Records ->
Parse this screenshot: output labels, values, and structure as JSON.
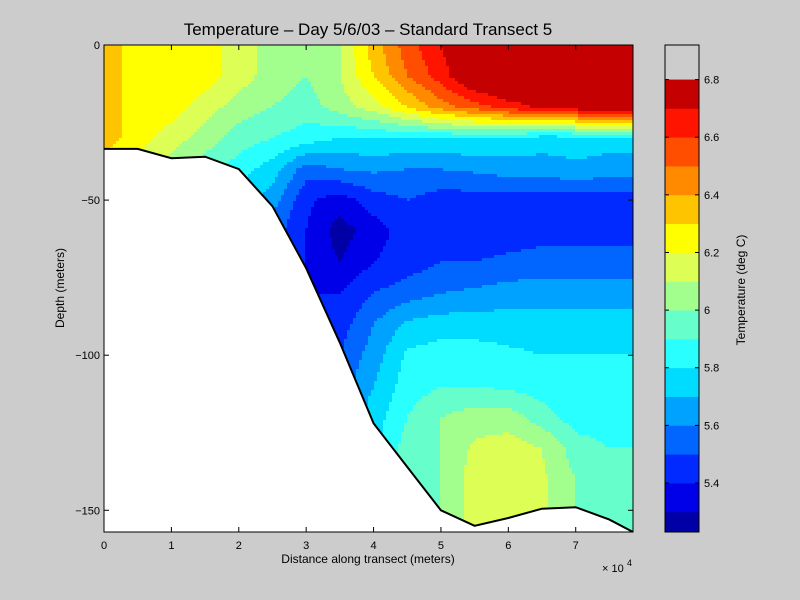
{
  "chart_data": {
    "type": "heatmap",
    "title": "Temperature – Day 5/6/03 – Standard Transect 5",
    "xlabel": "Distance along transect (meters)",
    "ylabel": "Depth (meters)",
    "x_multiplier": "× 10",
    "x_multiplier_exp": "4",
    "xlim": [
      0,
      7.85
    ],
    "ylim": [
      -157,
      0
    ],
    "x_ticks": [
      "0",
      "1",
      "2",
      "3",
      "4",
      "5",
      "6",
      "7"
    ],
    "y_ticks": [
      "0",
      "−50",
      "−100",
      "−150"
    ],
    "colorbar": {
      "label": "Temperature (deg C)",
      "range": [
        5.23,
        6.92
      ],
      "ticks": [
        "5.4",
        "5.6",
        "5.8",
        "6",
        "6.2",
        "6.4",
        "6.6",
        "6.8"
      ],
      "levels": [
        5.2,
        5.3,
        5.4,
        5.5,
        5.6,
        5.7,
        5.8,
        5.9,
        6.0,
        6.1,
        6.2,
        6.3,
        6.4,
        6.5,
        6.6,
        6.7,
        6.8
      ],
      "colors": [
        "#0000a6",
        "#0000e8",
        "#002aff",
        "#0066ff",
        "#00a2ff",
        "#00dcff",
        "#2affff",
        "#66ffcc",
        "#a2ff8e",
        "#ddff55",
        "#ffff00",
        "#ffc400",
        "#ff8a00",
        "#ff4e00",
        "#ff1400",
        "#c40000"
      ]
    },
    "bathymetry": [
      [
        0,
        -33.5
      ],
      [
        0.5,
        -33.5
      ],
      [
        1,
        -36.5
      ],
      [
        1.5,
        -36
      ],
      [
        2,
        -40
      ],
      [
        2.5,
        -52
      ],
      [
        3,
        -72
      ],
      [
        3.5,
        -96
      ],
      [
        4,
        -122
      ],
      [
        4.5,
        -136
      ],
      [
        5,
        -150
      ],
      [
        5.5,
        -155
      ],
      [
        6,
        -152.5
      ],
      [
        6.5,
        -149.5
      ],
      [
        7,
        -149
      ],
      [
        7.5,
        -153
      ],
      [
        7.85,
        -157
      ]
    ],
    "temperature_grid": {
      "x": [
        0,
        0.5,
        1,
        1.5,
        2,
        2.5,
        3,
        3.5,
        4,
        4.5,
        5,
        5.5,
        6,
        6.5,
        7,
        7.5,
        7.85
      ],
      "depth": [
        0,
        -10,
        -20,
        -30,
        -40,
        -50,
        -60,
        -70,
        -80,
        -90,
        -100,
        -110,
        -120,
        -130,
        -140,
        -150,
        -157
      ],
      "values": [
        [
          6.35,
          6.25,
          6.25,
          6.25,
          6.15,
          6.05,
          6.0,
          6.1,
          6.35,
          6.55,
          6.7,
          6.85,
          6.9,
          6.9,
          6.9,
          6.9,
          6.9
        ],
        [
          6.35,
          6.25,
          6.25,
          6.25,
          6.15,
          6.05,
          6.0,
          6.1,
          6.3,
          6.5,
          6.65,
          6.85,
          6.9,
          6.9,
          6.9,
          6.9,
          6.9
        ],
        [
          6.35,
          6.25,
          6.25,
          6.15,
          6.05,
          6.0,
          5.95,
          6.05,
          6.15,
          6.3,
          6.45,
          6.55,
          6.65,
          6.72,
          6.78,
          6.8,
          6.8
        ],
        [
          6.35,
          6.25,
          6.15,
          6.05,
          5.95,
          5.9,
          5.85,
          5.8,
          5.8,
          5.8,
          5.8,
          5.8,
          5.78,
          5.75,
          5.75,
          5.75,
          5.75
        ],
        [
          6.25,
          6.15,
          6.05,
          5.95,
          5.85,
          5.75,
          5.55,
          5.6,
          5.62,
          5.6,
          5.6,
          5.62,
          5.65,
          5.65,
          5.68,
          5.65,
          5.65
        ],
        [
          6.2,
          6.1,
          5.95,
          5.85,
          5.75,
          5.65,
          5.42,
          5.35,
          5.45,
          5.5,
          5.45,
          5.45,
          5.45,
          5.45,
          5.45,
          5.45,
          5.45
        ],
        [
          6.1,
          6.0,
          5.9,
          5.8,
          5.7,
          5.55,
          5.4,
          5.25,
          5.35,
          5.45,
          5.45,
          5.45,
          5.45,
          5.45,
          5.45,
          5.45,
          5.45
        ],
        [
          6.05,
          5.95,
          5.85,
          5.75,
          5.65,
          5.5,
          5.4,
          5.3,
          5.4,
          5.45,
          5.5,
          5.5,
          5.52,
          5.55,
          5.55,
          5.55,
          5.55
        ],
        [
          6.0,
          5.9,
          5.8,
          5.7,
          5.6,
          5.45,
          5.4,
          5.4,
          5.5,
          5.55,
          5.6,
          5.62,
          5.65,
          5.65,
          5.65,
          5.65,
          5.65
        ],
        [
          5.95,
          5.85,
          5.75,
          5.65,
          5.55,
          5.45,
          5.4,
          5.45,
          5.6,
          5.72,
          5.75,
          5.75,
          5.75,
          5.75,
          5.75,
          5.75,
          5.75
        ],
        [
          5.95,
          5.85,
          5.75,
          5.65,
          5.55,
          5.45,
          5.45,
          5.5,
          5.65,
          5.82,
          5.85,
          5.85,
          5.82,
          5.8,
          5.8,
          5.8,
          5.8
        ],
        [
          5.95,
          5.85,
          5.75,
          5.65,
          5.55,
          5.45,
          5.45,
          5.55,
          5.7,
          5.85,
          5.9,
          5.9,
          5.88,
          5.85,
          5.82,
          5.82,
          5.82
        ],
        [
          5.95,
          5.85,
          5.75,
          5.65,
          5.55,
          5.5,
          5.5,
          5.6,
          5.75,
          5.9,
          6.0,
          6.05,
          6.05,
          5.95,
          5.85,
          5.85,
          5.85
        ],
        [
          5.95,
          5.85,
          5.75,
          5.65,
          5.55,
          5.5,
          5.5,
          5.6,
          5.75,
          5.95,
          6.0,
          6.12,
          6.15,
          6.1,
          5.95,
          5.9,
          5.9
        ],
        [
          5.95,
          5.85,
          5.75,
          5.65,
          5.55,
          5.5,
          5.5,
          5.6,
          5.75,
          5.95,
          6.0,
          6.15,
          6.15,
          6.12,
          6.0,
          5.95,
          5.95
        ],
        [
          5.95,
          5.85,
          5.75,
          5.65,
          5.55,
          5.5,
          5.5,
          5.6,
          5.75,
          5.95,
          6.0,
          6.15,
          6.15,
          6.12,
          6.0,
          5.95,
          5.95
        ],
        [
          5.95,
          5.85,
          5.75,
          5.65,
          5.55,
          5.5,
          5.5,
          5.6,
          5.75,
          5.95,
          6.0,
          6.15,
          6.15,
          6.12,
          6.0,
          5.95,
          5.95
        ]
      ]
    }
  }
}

Prompt -> Take every line from the records above that has the word "values" and copy it.

Answer ->
Parse this screenshot: output labels, values, and structure as JSON.
      "values": [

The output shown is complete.